Work out how many lines of the listing hold the string "marker", then answer with that number and nothing else.

----

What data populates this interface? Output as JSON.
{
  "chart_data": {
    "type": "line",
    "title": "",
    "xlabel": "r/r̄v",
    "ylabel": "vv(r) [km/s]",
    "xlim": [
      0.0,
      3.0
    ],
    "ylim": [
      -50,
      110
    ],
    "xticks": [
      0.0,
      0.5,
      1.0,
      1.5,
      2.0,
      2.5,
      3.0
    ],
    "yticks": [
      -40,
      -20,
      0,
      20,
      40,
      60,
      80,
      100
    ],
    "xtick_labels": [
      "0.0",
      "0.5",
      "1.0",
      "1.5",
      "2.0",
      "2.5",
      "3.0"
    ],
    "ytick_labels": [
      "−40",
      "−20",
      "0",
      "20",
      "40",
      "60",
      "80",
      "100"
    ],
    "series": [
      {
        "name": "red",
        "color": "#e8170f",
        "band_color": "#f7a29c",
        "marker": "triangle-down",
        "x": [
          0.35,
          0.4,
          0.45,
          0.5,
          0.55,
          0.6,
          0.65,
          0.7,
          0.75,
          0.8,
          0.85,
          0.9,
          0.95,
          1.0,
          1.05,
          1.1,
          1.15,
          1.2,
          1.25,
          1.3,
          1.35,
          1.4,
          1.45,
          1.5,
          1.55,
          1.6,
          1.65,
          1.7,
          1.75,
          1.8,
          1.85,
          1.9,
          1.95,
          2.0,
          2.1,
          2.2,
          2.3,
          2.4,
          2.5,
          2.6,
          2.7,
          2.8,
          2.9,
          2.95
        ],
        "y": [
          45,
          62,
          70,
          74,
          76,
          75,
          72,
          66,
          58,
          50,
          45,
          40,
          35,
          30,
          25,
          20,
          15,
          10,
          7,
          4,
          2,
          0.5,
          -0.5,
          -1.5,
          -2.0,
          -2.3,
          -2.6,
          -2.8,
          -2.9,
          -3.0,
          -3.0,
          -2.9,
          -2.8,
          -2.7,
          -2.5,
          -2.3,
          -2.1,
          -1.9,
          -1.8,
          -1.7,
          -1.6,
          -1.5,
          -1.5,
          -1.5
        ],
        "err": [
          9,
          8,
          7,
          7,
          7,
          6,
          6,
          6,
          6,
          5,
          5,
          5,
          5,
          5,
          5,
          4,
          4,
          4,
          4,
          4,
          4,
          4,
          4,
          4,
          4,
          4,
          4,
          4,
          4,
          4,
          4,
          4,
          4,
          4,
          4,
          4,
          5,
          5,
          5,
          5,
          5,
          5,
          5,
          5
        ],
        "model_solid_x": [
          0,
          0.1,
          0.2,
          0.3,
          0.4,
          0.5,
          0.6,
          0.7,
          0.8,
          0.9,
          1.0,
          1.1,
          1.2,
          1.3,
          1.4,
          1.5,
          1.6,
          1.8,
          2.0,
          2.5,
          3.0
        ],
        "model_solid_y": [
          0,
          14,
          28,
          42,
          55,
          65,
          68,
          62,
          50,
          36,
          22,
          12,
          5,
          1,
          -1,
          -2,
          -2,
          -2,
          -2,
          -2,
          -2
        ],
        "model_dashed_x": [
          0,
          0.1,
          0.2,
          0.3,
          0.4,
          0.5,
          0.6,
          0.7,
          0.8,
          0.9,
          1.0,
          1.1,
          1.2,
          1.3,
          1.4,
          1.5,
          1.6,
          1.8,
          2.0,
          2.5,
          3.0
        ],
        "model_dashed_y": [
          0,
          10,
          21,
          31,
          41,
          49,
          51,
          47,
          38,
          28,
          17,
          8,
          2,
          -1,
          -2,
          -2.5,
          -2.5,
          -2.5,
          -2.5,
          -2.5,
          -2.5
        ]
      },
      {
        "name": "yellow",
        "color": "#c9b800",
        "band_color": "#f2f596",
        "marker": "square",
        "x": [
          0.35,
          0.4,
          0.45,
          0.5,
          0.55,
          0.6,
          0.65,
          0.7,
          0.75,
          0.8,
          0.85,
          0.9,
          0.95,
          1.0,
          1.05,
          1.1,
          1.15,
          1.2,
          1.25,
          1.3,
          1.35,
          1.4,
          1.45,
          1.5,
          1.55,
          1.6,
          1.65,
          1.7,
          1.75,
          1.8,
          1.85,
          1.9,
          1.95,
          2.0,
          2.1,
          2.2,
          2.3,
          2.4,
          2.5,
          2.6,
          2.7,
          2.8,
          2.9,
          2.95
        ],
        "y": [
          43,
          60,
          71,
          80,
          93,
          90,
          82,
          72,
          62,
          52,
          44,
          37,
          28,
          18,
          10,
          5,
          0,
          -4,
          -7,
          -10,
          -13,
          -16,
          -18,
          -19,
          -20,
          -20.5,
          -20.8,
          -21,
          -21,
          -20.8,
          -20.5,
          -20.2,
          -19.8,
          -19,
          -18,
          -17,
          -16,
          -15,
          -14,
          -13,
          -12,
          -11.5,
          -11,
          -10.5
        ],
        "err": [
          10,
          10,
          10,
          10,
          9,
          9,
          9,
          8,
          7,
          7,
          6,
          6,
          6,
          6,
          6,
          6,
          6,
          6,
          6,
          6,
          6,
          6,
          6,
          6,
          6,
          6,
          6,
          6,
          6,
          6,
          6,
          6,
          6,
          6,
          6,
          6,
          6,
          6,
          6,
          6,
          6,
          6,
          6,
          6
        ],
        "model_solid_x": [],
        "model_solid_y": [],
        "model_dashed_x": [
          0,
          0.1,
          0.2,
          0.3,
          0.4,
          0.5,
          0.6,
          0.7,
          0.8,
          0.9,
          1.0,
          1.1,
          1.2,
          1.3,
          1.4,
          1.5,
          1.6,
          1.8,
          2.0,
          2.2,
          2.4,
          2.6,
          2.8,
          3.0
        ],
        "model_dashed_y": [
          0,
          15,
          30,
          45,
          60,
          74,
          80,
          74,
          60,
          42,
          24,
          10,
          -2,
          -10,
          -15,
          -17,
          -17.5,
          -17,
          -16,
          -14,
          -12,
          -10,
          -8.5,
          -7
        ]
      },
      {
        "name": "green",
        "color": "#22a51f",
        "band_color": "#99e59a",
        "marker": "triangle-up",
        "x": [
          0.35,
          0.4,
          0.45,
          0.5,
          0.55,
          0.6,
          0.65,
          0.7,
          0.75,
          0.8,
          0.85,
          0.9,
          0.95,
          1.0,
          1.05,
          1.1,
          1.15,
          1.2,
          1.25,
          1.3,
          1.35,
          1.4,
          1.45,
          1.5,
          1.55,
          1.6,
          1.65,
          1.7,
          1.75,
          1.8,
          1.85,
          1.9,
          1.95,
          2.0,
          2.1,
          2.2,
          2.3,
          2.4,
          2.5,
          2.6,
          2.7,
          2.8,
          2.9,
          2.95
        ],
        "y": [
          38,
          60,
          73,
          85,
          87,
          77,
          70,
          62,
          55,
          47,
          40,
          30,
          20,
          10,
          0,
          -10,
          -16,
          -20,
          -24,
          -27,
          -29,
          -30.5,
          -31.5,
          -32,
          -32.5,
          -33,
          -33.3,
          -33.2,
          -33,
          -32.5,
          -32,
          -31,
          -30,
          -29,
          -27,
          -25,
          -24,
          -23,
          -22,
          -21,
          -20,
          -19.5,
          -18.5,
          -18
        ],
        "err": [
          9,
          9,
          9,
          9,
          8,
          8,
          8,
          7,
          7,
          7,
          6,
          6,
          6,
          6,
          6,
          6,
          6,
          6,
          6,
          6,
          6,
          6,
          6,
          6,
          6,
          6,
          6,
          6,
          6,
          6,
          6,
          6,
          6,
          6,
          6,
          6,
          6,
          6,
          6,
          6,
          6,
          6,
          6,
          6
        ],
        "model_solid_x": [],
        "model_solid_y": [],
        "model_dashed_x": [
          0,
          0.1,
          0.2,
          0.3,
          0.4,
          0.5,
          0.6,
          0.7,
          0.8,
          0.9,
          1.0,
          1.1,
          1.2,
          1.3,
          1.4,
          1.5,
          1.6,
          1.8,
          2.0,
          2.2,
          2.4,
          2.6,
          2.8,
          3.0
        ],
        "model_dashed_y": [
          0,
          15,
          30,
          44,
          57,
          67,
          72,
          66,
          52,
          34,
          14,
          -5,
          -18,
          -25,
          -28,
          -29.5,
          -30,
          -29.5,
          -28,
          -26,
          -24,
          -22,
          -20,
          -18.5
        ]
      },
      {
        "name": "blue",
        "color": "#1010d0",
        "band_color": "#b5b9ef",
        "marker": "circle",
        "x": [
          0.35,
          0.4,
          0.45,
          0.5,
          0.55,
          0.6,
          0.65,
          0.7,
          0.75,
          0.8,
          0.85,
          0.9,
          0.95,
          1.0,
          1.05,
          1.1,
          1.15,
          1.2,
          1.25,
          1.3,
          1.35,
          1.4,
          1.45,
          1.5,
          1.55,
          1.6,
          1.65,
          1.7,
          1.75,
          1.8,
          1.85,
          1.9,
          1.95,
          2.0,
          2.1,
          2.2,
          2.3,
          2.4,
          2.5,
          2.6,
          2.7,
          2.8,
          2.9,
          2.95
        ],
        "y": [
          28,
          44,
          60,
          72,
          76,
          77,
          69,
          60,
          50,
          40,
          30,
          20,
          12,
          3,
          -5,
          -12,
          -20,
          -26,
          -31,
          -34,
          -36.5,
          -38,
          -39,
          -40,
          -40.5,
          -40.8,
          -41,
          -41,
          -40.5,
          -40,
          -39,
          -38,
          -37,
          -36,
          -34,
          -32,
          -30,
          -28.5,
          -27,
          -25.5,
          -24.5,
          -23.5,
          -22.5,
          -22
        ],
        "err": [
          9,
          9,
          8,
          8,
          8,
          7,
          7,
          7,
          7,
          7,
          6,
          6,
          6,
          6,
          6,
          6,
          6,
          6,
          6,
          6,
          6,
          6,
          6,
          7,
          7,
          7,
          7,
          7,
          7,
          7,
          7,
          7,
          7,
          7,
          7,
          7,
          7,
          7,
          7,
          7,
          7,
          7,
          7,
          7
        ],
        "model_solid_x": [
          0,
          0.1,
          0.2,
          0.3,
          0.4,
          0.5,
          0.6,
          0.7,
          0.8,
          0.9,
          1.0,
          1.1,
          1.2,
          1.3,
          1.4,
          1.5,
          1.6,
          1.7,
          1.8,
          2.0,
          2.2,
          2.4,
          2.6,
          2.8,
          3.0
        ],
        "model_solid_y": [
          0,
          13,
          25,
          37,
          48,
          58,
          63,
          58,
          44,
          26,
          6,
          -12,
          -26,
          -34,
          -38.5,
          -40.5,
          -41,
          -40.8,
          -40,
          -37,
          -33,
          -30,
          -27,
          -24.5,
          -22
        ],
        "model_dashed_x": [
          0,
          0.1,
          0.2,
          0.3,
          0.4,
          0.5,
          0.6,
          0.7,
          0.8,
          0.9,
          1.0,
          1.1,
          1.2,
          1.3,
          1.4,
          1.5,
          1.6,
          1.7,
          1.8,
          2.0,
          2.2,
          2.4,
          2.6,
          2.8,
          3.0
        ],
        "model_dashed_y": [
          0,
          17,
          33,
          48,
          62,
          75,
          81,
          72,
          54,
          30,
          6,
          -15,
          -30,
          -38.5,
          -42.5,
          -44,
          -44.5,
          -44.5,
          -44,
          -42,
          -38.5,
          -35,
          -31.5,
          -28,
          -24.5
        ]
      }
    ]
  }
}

----

SOLVED EXERCISE:
4